Transcribe the forum discussion below about the Spectravideo SVI-709 in full, character for character.

(SELECTED TEXT):
......

It would be very interesting to produce a clone of the SVI-709. This Network Interface seems evolved for the time. It allows us to network several MSXs and probably PCs too until 10Mbit. Circuit diagram is not in service manual of the SVI-728.
You forget one important thing: Spectravideo has released SVI-609, 709 and 809 at the same time. It is clearly a SVI/MSX concept. It would be different if they had released only the 609 and the 809, it would have been a full SVI concept, even if a MSX fan would have created the MSX interface later.
Can Nyyrikki give his opinion about that?
My information on the subject is pretty much non existing... I do own SVI-605B (without HDD) and SVI-709, but other than that I'm not much of help... Out of curiosity I did take a quick peek inside 709 software and it seems to include modified version of MSX disk ROM to communicate over network... so in that sense it looks like pretty well implemented MSX integration...
Personally what I'm ie. dying to know, how on earth SVI-328 can boot anything from HDD??? On MSX this is not a problem, but 328 has no similar concept of booting from external ROM in expansion slot... (only from Game-port, but that on the other hand has no hardware extension functionality) You CAN make it boot from rear slot (as it is done with Colecovision and MSX adapters), but then at the same time you disable major parts of functionality of internal memory management in HW level that makes the computer totally crippled on my mind... So this HDD concept really bugs me... Floppy is a different thing as there is HW controlling boot code in SVI BIOS ROM, but AFAIK there is no similar for HDD.
I know that I'm not helping at all... I just say that there are still quite some mysteries to be solved. Spectravideo did all kind of tricks they could ever come up with, but those were not made in any structured, logical or well documented way... For them MSX was just a natural path somewhere in their quest, but their quest did not start from MSX or end to it although they clearly left their mark to MSX history.
NYYRIKKI, why do you have removed the SVI-105M from this page while keeping there the SVI-105? https://www.msx.org/wiki/Touchpad
The wiki says Sony_HBI-55 is emulated. I tryed it on OpenMSX 0.15. I seems very buggy. It's unusable.

......

(GIVEN DATA):
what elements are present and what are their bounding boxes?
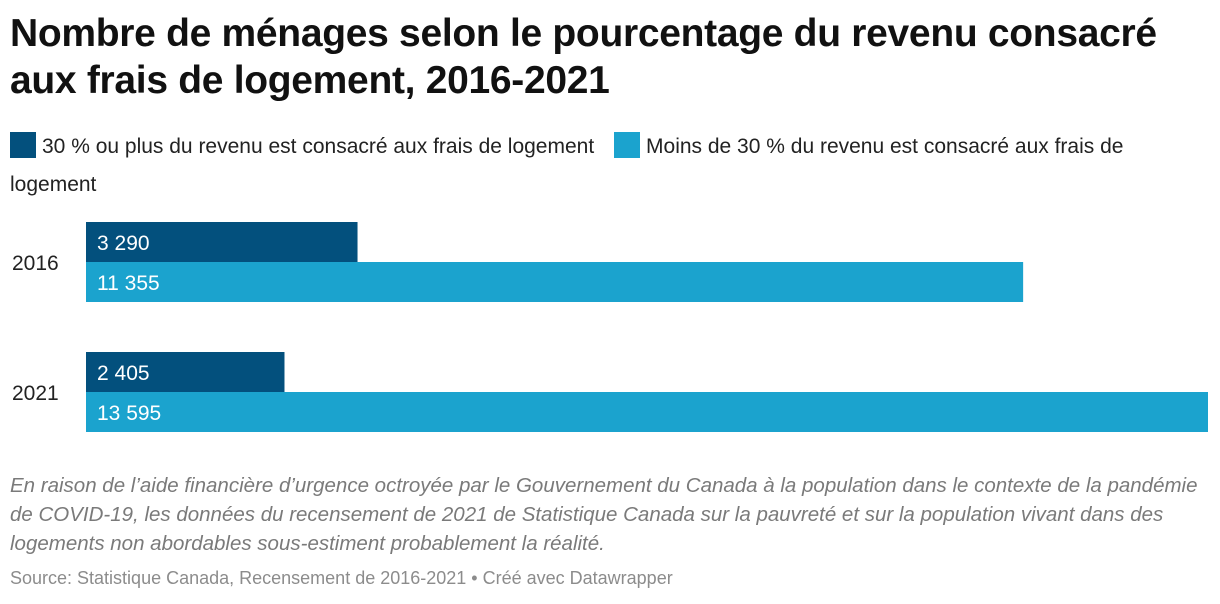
bar-value-label-2021-series-2: 13 595 <box>97 402 161 425</box>
bar-2021-series-2 <box>86 392 1208 432</box>
legend-item-series-2: Moins de 30 % du revenu est consacré aux… <box>10 132 1124 196</box>
bar-2016-series-2 <box>86 262 1024 302</box>
legend-item-series-1: 30 % ou plus du revenu est consacré aux … <box>10 132 595 158</box>
chart-legend: 30 % ou plus du revenu est consacré aux … <box>10 128 1210 204</box>
bar-value-label-2016-series-2: 11 355 <box>97 272 160 295</box>
legend-swatch-series-2 <box>614 132 641 158</box>
bar-2016-series-1 <box>86 222 358 262</box>
chart-source: Source: Statistique Canada, Recensement … <box>10 568 673 588</box>
category-label-2021: 2021 <box>12 382 59 405</box>
legend-label-series-2: Moins de 30 % du revenu est consacré aux… <box>10 135 1124 196</box>
chart-title: Nombre de ménages selon le pourcentage d… <box>10 12 1157 102</box>
legend-swatch-series-1 <box>10 132 36 158</box>
bar-value-label-2021-series-1: 2 405 <box>97 362 150 385</box>
legend-label-series-1: 30 % ou plus du revenu est consacré aux … <box>42 135 595 158</box>
chart-note: En raison de l’aide financière d’urgence… <box>10 474 1198 555</box>
bar-2021-series-1 <box>86 352 285 392</box>
category-label-2016: 2016 <box>12 252 59 275</box>
bar-value-label-2016-series-1: 3 290 <box>97 232 150 255</box>
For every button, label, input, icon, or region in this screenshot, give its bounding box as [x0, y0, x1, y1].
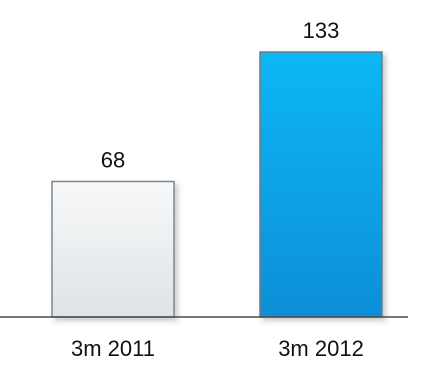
bar-3m-2011 — [51, 180, 175, 318]
data-label-3m-2012: 133 — [303, 18, 340, 43]
bar-3m-2012 — [259, 51, 383, 318]
category-label-3m-2012: 3m 2012 — [278, 336, 364, 361]
labels-layer: 68 3m 2011 133 3m 2012 — [71, 18, 364, 361]
bars-layer — [51, 51, 383, 318]
category-label-3m-2011: 3m 2011 — [71, 336, 155, 361]
data-label-3m-2011: 68 — [101, 148, 125, 173]
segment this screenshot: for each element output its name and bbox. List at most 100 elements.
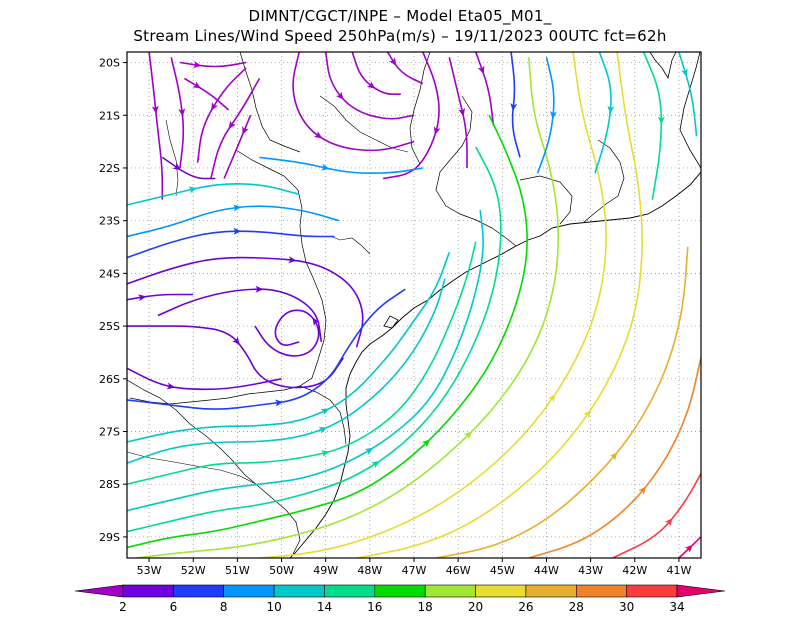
flow-arrow: [664, 518, 673, 527]
longitude-axis: 53W 52W 51W 50W 49W 48W 47W 46W 45W 44W 43W 42W 41W: [137, 558, 691, 577]
colorbar-segment: [424, 584, 476, 598]
flow-arrow: [433, 126, 441, 135]
chart-title-line2: Stream Lines/Wind Speed 250hPa(m/s) – 19…: [133, 27, 667, 45]
colorbar-label: 2: [119, 600, 127, 614]
flow-arrow: [320, 450, 330, 457]
x-tick-label: 45W: [490, 564, 515, 577]
streamline: [127, 230, 335, 259]
flow-arrow: [510, 102, 518, 112]
colorbar-label: 30: [619, 600, 634, 614]
streamline: [127, 114, 528, 549]
grid-lines: [127, 52, 701, 558]
colorbar-label: 14: [317, 600, 332, 614]
flow-arrow: [463, 431, 473, 440]
colorbar-label: 34: [669, 600, 684, 614]
colorbar-label: 10: [266, 600, 281, 614]
flow-arrow: [421, 439, 431, 448]
colorbar-low-extend: [74, 584, 124, 598]
streamline: [356, 52, 643, 558]
flow-arrow: [680, 68, 688, 77]
flow-arrow: [151, 105, 159, 114]
flow-arrow: [389, 57, 397, 66]
streamline: [127, 288, 406, 410]
latitude-axis: 20S 21S 22S 23S 24S 25S 26S 27S 28S 29S: [99, 57, 127, 544]
x-tick-label: 47W: [402, 564, 427, 577]
coastline-borders: [127, 52, 701, 558]
y-tick-label: 28S: [99, 478, 120, 491]
streamline: [127, 252, 451, 443]
flow-arrow: [288, 256, 297, 264]
streamline: [594, 52, 612, 174]
streamline: [157, 288, 323, 343]
streamline: [475, 52, 495, 126]
colorbar-segment: [324, 584, 376, 598]
flow-arrow: [313, 131, 323, 139]
streamline: [127, 293, 194, 301]
x-tick-label: 46W: [446, 564, 471, 577]
y-tick-label: 26S: [99, 373, 120, 386]
colorbar-segment: [273, 584, 325, 598]
y-tick-label: 27S: [99, 426, 120, 439]
flow-arrow: [657, 116, 665, 125]
colorbar-segment: [223, 584, 275, 598]
flow-arrow: [366, 81, 376, 89]
colorbar-high-extend: [676, 584, 726, 598]
streamline: [196, 67, 247, 163]
colorbar-label: 26: [518, 600, 533, 614]
flow-arrow: [583, 409, 591, 419]
flow-arrow: [312, 317, 320, 327]
streamline: [386, 52, 424, 85]
flow-arrow: [458, 107, 466, 117]
flow-arrow: [638, 486, 647, 495]
streamline: [148, 52, 164, 200]
flow-arrow: [232, 336, 240, 345]
flow-arrow: [233, 227, 242, 235]
flow-arrow: [364, 447, 374, 455]
colorbar-label: 18: [418, 600, 433, 614]
colorbar-label: 28: [569, 600, 584, 614]
streamline: [135, 57, 560, 558]
chart-title-line1: DIMNT/CGCT/INPE – Model Eta05_M01_: [248, 7, 552, 25]
x-tick-label: 51W: [225, 564, 250, 577]
flow-arrow: [192, 81, 202, 89]
streamlines: [127, 52, 701, 558]
flow-arrow: [166, 382, 176, 390]
streamline: [127, 367, 282, 391]
flow-arrow: [320, 408, 330, 416]
colorbar-segment: [626, 584, 678, 598]
x-tick-label: 43W: [578, 564, 603, 577]
streamline: [259, 156, 423, 175]
y-tick-label: 23S: [99, 215, 120, 228]
flow-arrow: [318, 427, 328, 434]
x-tick-label: 50W: [269, 564, 294, 577]
colorbar-label: 16: [367, 600, 382, 614]
flow-arrow: [178, 108, 186, 117]
colorbar-segment: [475, 584, 527, 598]
flow-arrow: [172, 162, 182, 171]
flow-arrow: [137, 294, 147, 302]
streamline: [127, 278, 446, 464]
x-tick-label: 48W: [357, 564, 382, 577]
flow-arrow: [550, 110, 557, 120]
colorbar-segment: [374, 584, 426, 598]
colorbar-label: 6: [170, 600, 178, 614]
colorbar-segment: [122, 584, 174, 598]
streamline: [642, 52, 663, 200]
colorbar-labels: 2 6 8 10 14 16 18 20 26 28 30 34: [119, 600, 684, 614]
streamline: [612, 473, 701, 558]
colorbar-segment: [575, 584, 627, 598]
streamline: [259, 52, 607, 558]
x-tick-label: 41W: [666, 564, 691, 577]
flow-arrow: [228, 120, 236, 130]
flow-arrow: [274, 399, 284, 407]
flow-arrow: [335, 91, 344, 100]
flow-arrow: [242, 126, 249, 135]
colorbar-label: 8: [220, 600, 228, 614]
x-tick-label: 52W: [181, 564, 206, 577]
flow-arrow: [609, 452, 618, 461]
colorbar: [74, 584, 726, 598]
streamline: [127, 182, 300, 206]
flow-arrow: [547, 393, 556, 403]
flow-arrow: [233, 204, 242, 212]
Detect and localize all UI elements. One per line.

......

(RESULT OF THIS TASK):
It would be very interesting to produce a clone of the SVI-709. This Network Interface seems evolved for the time. It allows us to network several MSXs and probably PCs too until 10Mbit. Circuit diagram is not in service manual of the SVI-728.
You forget one important thing: Spectravideo has released SVI-609, 709 and 809 at the same time. It is clearly a SVI/MSX concept. It would be different if they had released only the 609 and the 809, it would have been a full SVI concept, even if a MSX fan would have created the MSX interface later.
Can Nyyrikki give his opinion about that?
My information on the subject is pretty much non existing... I do own SVI-605B (without HDD) and SVI-709, but other than that I'm not much of help... Out of curiosity I did take a quick peek inside 709 software and it seems to include modified version of MSX disk ROM to communicate over network... so in that sense it looks like pretty well implemented MSX integration...
Personally what I'm ie. dying to know, how on earth SVI-328 can boot anything from HDD??? On MSX this is not a problem, but 328 has no similar concept of booting from external ROM in expansion slot... (only from Game-port, but that on the other hand has no hardware extension functionality) You CAN make it boot from rear slot (as it is done with Colecovision and MSX adapters), but then at the same time you disable major parts of functionality of internal memory management in HW level that makes the computer totally crippled on my mind... So this HDD concept really bugs me... Floppy is a different thing as there is HW controlling boot code in SVI BIOS ROM, but AFAIK there is no similar for HDD.
I know that I'm not helping at all... I just say that there are still quite some mysteries to be solved. Spectravideo did all kind of tricks they could ever come up with, but those were not made in any structured, logical or well documented way... For them MSX was just a natural path somewhere in their quest, but their quest did not start from MSX or end to it although they clearly left their mark to MSX history.
NYYRIKKI, why do you have removed the SVI-105M from this page while keeping there the SVI-105? https://www.msx.org/wiki/Touchpad
The wiki says Sony_HBI-55 is emulated. I tryed it on OpenMSX 0.15. I seems very buggy. It's unusable.